** start **
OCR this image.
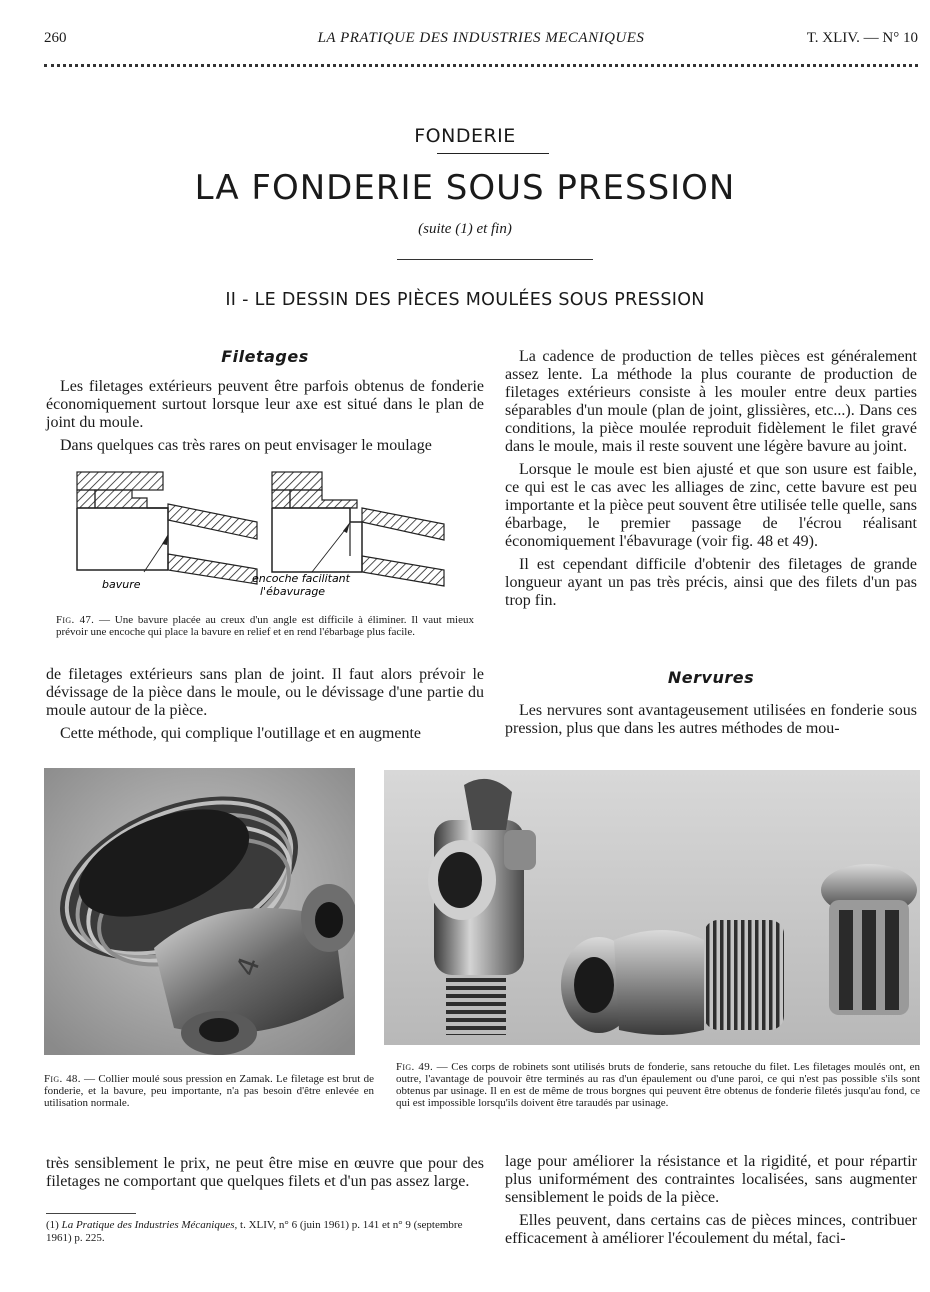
260	LA PRATIQUE DES INDUSTRIES MECANIQUES	T. XLIV. — N° 10
FONDERIE
LA FONDERIE SOUS PRESSION
(suite (1) et fin)
II - LE DESSIN DES PIÈCES MOULÉES SOUS PRESSION
Filetages

Les filetages extérieurs peuvent être parfois obtenus de fonderie économiquement surtout lorsque leur axe est situé dans le plan de joint du moule.

Dans quelques cas très rares on peut envisager le moulage

bavure	encoche facilitant
l'ébavurage
Fig. 47. — Une bavure placée au creux d'un angle est difficile à éliminer. Il vaut mieux prévoir une encoche qui place la bavure en relief et en rend l'ébarbage plus facile.

de filetages extérieurs sans plan de joint. Il faut alors prévoir le dévissage de la pièce dans le moule, ou le dévissage d'une partie du moule autour de la pièce.

Cette méthode, qui complique l'outillage et en augmente

La cadence de production de telles pièces est généralement assez lente. La méthode la plus courante de production de filetages extérieurs consiste à les mouler entre deux parties séparables d'un moule (plan de joint, glissières, etc...). Dans ces conditions, la pièce moulée reproduit fidèlement le filet gravé dans le moule, mais il reste souvent une légère bavure au joint.

Lorsque le moule est bien ajusté et que son usure est faible, ce qui est le cas avec les alliages de zinc, cette bavure est peu importante et la pièce peut souvent être utilisée telle quelle, sans ébarbage, le premier passage de l'écrou réalisant économiquement l'ébavurage (voir fig. 48 et 49).

Il est cependant difficile d'obtenir des filetages de grande longueur ayant un pas très précis, ainsi que des filets d'un pas trop fin.

Nervures

Les nervures sont avantageusement utilisées en fonderie sous pression, plus que dans les autres méthodes de mou-

4
Fig. 48. — Collier moulé sous pression en Zamak. Le filetage est brut de fonderie, et la bavure, peu importante, n'a pas besoin d'être enlevée en utilisation normale.
Fig. 49. — Ces corps de robinets sont utilisés bruts de fonderie, sans retouche du filet. Les filetages moulés ont, en outre, l'avantage de pouvoir être terminés au ras d'un épaulement ou d'une paroi, ce qui n'est pas possible s'ils sont obtenus par usinage. Il en est de même de trous borgnes qui peuvent être obtenus de fonderie filetés jusqu'au fond, ce qui est impossible lorsqu'ils doivent être taraudés par usinage.

très sensiblement le prix, ne peut être mise en œuvre que pour des filetages ne comportant que quelques filets et d'un pas assez large.

lage pour améliorer la résistance et la rigidité, et pour répartir plus uniformément des contraintes localisées, sans augmenter sensiblement le poids de la pièce.

Elles peuvent, dans certains cas de pièces minces, contribuer efficacement à améliorer l'écoulement du métal, faci-

(1) La Pratique des Industries Mécaniques, t. XLIV, n° 6 (juin 1961) p. 141 et n° 9 (septembre 1961) p. 225.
** end **
■ The problem ■
Look for the word "difficile" in every line of the listing and copy the lines that have it.

■ Expected output ■
Fig. 47. — Une bavure placée au creux d'un angle est difficile à éliminer. Il vaut mieux prévoir une encoche qui place la bavure en relief et en rend l'ébarbage plus facile.
Il est cependant difficile d'obtenir des filetages de grande longueur ayant un pas très précis, ainsi que des filets d'un pas trop fin.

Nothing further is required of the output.